REQUIREMENT:
Write out all of the data exactly as it appears.

::: DATA TO PROCESS :::

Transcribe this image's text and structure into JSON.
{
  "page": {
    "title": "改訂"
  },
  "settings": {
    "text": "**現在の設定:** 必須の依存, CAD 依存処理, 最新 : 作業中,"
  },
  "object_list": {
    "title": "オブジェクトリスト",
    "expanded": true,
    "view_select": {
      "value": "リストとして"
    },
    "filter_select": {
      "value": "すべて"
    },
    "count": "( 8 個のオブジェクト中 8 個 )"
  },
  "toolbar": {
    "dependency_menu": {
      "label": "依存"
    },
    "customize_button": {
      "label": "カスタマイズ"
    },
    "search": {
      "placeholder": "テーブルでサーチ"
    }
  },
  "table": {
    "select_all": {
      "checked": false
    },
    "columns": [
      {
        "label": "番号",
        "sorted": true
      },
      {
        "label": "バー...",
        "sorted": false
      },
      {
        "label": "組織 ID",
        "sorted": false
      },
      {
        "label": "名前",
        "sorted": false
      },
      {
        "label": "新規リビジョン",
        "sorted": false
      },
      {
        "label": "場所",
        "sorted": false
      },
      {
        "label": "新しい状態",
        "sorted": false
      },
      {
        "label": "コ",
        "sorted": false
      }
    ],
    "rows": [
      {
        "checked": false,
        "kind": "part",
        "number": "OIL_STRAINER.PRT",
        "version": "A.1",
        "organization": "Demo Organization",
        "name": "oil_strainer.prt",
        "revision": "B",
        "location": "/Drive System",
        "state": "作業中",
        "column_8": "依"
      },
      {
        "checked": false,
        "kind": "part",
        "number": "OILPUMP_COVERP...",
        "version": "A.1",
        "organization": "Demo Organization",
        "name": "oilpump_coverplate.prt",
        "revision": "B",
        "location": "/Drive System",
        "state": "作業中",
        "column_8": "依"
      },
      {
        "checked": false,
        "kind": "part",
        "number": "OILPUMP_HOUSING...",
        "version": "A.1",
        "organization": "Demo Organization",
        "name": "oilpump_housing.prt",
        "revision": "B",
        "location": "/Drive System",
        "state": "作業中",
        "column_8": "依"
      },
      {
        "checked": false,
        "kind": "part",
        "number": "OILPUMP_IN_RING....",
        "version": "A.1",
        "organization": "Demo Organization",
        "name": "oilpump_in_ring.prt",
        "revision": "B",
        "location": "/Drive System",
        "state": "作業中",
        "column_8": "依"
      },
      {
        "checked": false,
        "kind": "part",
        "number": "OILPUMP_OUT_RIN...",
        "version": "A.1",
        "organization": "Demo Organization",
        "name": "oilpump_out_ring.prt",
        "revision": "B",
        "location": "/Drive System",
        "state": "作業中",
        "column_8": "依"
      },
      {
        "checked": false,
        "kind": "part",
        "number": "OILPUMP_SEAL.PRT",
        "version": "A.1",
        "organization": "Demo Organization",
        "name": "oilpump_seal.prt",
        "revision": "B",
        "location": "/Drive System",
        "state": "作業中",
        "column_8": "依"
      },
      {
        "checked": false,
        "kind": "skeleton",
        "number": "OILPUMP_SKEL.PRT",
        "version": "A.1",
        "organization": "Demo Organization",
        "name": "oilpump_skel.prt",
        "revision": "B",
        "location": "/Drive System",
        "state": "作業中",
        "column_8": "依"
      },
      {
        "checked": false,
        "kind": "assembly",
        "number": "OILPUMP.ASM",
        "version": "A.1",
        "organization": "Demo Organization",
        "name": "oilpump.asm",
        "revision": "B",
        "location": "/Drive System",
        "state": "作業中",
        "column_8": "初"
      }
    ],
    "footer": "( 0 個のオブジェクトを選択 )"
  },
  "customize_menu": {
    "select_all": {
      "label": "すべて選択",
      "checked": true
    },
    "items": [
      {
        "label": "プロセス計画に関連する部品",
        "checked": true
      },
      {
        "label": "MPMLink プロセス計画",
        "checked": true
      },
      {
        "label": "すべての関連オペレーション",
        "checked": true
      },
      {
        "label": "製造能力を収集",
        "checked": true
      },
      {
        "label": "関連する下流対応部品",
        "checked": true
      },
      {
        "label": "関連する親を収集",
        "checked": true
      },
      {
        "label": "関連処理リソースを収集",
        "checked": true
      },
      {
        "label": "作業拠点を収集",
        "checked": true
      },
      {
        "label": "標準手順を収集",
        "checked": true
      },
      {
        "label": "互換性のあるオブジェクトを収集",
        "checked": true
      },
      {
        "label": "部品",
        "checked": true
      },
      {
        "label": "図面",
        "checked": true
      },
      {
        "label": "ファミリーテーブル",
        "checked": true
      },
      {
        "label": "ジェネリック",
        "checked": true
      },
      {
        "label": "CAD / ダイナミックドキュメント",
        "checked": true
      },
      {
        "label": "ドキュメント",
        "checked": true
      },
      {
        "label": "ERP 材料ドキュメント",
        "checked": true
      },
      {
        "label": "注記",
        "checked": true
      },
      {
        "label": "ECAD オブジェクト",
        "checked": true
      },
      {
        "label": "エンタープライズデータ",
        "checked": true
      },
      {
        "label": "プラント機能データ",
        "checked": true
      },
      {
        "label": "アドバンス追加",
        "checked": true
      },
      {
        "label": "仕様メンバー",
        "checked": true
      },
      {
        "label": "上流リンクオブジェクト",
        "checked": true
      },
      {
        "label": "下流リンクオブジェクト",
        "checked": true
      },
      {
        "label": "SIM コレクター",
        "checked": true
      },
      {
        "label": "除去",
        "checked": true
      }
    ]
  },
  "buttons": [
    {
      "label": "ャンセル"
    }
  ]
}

:::

REPLY:
Transcribe this image's text and structure into JSON.
{
  "page": {
    "title": "改訂"
  },
  "settings": {
    "text": "**現在の設定:** 必須の依存, CAD 依存処理, 最新 : 作業中,"
  },
  "object_list": {
    "title": "オブジェクトリスト",
    "expanded": true,
    "view_select": {
      "value": "リストとして"
    },
    "filter_select": {
      "value": "すべて"
    },
    "count": "( 8 個のオブジェクト中 8 個 )"
  },
  "toolbar": {
    "dependency_menu": {
      "label": "依存"
    },
    "customize_button": {
      "label": "カスタマイズ"
    },
    "search": {
      "placeholder": "テーブルでサーチ"
    }
  },
  "table": {
    "select_all": {
      "checked": false
    },
    "columns": [
      {
        "label": "番号",
        "sorted": true
      },
      {
        "label": "バー...",
        "sorted": false
      },
      {
        "label": "組織 ID",
        "sorted": false
      },
      {
        "label": "名前",
        "sorted": false
      },
      {
        "label": "新規リビジョン",
        "sorted": false
      },
      {
        "label": "場所",
        "sorted": false
      },
      {
        "label": "新しい状態",
        "sorted": false
      },
      {
        "label": "コ",
        "sorted": false
      }
    ],
    "rows": [
      {
        "checked": false,
        "kind": "part",
        "number": "OIL_STRAINER.PRT",
        "version": "A.1",
        "organization": "Demo Organization",
        "name": "oil_strainer.prt",
        "revision": "B",
        "location": "/Drive System",
        "state": "作業中",
        "column_8": "依"
      },
      {
        "checked": false,
        "kind": "part",
        "number": "OILPUMP_COVERP...",
        "version": "A.1",
        "organization": "Demo Organization",
        "name": "oilpump_coverplate.prt",
        "revision": "B",
        "location": "/Drive System",
        "state": "作業中",
        "column_8": "依"
      },
      {
        "checked": false,
        "kind": "part",
        "number": "OILPUMP_HOUSING...",
        "version": "A.1",
        "organization": "Demo Organization",
        "name": "oilpump_housing.prt",
        "revision": "B",
        "location": "/Drive System",
        "state": "作業中",
        "column_8": "依"
      },
      {
        "checked": false,
        "kind": "part",
        "number": "OILPUMP_IN_RING....",
        "version": "A.1",
        "organization": "Demo Organization",
        "name": "oilpump_in_ring.prt",
        "revision": "B",
        "location": "/Drive System",
        "state": "作業中",
        "column_8": "依"
      },
      {
        "checked": false,
        "kind": "part",
        "number": "OILPUMP_OUT_RIN...",
        "version": "A.1",
        "organization": "Demo Organization",
        "name": "oilpump_out_ring.prt",
        "revision": "B",
        "location": "/Drive System",
        "state": "作業中",
        "column_8": "依"
      },
      {
        "checked": false,
        "kind": "part",
        "number": "OILPUMP_SEAL.PRT",
        "version": "A.1",
        "organization": "Demo Organization",
        "name": "oilpump_seal.prt",
        "revision": "B",
        "location": "/Drive System",
        "state": "作業中",
        "column_8": "依"
      },
      {
        "checked": false,
        "kind": "skeleton",
        "number": "OILPUMP_SKEL.PRT",
        "version": "A.1",
        "organization": "Demo Organization",
        "name": "oilpump_skel.prt",
        "revision": "B",
        "location": "/Drive System",
        "state": "作業中",
        "column_8": "依"
      },
      {
        "checked": false,
        "kind": "assembly",
        "number": "OILPUMP.ASM",
        "version": "A.1",
        "organization": "Demo Organization",
        "name": "oilpump.asm",
        "revision": "B",
        "location": "/Drive System",
        "state": "作業中",
        "column_8": "初"
      }
    ],
    "footer": "( 0 個のオブジェクトを選択 )"
  },
  "customize_menu": {
    "select_all": {
      "label": "すべて選択",
      "checked": true
    },
    "items": [
      {
        "label": "プロセス計画に関連する部品",
        "checked": true
      },
      {
        "label": "MPMLink プロセス計画",
        "checked": true
      },
      {
        "label": "すべての関連オペレーション",
        "checked": true
      },
      {
        "label": "製造能力を収集",
        "checked": true
      },
      {
        "label": "関連する下流対応部品",
        "checked": true
      },
      {
        "label": "関連する親を収集",
        "checked": true
      },
      {
        "label": "関連処理リソースを収集",
        "checked": true
      },
      {
        "label": "作業拠点を収集",
        "checked": true
      },
      {
        "label": "標準手順を収集",
        "checked": true
      },
      {
        "label": "互換性のあるオブジェクトを収集",
        "checked": true
      },
      {
        "label": "部品",
        "checked": true
      },
      {
        "label": "図面",
        "checked": true
      },
      {
        "label": "ファミリーテーブル",
        "checked": true
      },
      {
        "label": "ジェネリック",
        "checked": true
      },
      {
        "label": "CAD / ダイナミックドキュメント",
        "checked": true
      },
      {
        "label": "ドキュメント",
        "checked": true
      },
      {
        "label": "ERP 材料ドキュメント",
        "checked": true
      },
      {
        "label": "注記",
        "checked": true
      },
      {
        "label": "ECAD オブジェクト",
        "checked": true
      },
      {
        "label": "エンタープライズデータ",
        "checked": true
      },
      {
        "label": "プラント機能データ",
        "checked": true
      },
      {
        "label": "アドバンス追加",
        "checked": true
      },
      {
        "label": "仕様メンバー",
        "checked": true
      },
      {
        "label": "上流リンクオブジェクト",
        "checked": true
      },
      {
        "label": "下流リンクオブジェクト",
        "checked": true
      },
      {
        "label": "SIM コレクター",
        "checked": true
      },
      {
        "label": "除去",
        "checked": true
      }
    ]
  },
  "buttons": [
    {
      "label": "ャンセル"
    }
  ]
}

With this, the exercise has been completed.